June 12, 2019 (1 min read)

Francie Diep, Pacific Standard, June 7, 2019

"It used to be that, to help refugees prepare to meet with a government officer who will decide whether they qualify for asylum, immigration lawyers would look up the documents that the government used to train that asylum officer. The documents typically outline international obligations that the United States has to protect those who fear persecution in their home countries. They describe what officers should look for—details that aren't specified in the law.

Then, sometime in the spring of 2017, the links for all of those lesson plans vanished from their usual page on the United States Citizenship and Immigration Services' website. The documents' disappearance led to uproar, confusion, and distrust among immigration advocates that last to this day—even though, as a USCIS spokesman says, the lesson plans that the lawyers want are actually all available on USCIS.gov.

... A new cache of emails, obtained by the Sunlight Foundation, a government-transparency advocacy group, suggest some reluctance to make USCIS resources public. In them, top officials from the USCIS's asylum training division discuss removing officer lesson plans from the website, in April of 2017. One staffer replies, double-checking whether the material should be deleted or archived—in other words, searchable on USCIS.gov, but flagged as outdated. Asylum head John L. Lafferty confirms he wants the old plans gone.

EXTRACTED ENTRIES:
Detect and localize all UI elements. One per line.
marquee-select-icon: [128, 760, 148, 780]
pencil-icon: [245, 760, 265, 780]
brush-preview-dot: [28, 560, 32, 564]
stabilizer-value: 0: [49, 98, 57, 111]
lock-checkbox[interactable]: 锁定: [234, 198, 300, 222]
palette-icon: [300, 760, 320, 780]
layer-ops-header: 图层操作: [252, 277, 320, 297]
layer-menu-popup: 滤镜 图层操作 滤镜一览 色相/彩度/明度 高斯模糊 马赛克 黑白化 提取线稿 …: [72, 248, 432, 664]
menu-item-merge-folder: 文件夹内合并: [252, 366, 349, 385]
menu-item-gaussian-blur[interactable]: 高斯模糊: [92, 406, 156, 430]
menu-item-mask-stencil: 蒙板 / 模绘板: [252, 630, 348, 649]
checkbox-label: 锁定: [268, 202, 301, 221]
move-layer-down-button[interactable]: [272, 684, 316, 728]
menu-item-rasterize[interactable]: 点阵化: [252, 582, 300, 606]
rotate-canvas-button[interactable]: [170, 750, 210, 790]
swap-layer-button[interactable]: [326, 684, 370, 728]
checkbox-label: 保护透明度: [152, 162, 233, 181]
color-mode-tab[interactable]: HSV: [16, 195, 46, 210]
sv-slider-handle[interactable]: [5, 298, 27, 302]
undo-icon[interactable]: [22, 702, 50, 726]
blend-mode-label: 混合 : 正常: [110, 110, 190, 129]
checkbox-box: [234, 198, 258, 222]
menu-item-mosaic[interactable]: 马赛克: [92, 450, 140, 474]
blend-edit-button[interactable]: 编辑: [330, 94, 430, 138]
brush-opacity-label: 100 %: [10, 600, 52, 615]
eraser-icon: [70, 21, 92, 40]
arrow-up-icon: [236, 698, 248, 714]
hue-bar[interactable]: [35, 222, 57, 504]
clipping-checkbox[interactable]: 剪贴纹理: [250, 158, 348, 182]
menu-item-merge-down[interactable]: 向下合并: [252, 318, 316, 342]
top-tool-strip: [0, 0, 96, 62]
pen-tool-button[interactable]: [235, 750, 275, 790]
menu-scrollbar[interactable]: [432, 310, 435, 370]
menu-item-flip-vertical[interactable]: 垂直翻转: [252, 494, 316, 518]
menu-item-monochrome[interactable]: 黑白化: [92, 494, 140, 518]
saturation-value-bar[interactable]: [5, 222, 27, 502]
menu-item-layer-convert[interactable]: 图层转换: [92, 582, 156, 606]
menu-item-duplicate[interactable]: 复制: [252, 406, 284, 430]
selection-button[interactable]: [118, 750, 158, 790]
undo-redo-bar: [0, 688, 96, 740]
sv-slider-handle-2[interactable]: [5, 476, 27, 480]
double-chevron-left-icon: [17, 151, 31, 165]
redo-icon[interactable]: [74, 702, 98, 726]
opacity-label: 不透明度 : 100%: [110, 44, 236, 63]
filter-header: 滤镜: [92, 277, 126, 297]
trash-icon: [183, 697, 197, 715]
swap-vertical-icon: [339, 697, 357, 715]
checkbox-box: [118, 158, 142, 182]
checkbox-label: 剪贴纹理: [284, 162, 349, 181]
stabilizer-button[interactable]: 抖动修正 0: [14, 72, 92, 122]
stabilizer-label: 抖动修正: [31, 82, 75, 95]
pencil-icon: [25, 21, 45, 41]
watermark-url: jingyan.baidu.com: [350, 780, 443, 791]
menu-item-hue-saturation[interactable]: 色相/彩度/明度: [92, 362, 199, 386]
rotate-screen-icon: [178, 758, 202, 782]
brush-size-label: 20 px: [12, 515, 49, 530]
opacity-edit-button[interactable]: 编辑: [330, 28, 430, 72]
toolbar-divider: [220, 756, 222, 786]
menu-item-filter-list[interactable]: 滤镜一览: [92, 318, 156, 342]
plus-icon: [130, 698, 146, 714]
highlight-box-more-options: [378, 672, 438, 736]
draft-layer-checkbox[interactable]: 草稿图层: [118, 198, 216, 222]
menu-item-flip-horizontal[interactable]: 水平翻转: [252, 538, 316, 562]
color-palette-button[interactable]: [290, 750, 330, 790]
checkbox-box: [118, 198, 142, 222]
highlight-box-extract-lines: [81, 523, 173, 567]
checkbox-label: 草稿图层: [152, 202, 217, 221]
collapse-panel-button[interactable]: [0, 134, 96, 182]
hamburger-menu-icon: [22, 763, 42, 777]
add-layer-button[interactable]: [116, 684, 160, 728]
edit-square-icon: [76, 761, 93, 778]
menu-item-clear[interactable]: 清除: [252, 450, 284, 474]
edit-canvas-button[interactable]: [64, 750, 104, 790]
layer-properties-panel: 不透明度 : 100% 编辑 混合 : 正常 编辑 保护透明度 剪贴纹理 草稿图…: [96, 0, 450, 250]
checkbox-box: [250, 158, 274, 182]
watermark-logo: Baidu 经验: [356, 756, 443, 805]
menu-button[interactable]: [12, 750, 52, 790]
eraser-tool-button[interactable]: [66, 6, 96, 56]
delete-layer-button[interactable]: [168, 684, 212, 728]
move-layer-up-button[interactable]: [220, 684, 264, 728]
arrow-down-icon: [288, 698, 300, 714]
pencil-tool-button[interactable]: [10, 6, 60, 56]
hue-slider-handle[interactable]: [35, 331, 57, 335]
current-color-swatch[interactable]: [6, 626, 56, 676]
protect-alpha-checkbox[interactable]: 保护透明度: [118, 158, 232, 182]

TASKS TO COMPLETE:
(1) Answer these from the excerpt on asylum officer lesson plans:
(a) When did the links to the lesson plans vanish from the USCIS website?
(b) Which group obtained the new cache of emails?
(c) Who confirmed he wanted the old plans gone?
(2) Pick up the article on the removed asylum lesson plans right after its last sentence and keep writing.
You won't need the rows for this.

TASK RESULTS:
(1)
(a) Sometime in the spring of 2017.
(b) The Sunlight Foundation, a government-transparency advocacy group.
(c) Asylum head John L. Lafferty.

(2)
"I would prefer that the items be deleted completely, rather than archived," Lafferty writes on April 5th, 2017. He also writes that he "fully anticipate[s]" that members of the public would so frequently request to see the old training materials that the agency would eventually be legally compelled to put them up in the Electronic Reading Room.

"This is outrageous," says Matthew Hoppock, an immigration lawyer with a private practice in Kansas. Lafferty's statement about expecting to have to post the documents again "basically concedes this is material that should have been transferred to the National Archives, not deleted," Hoppock says."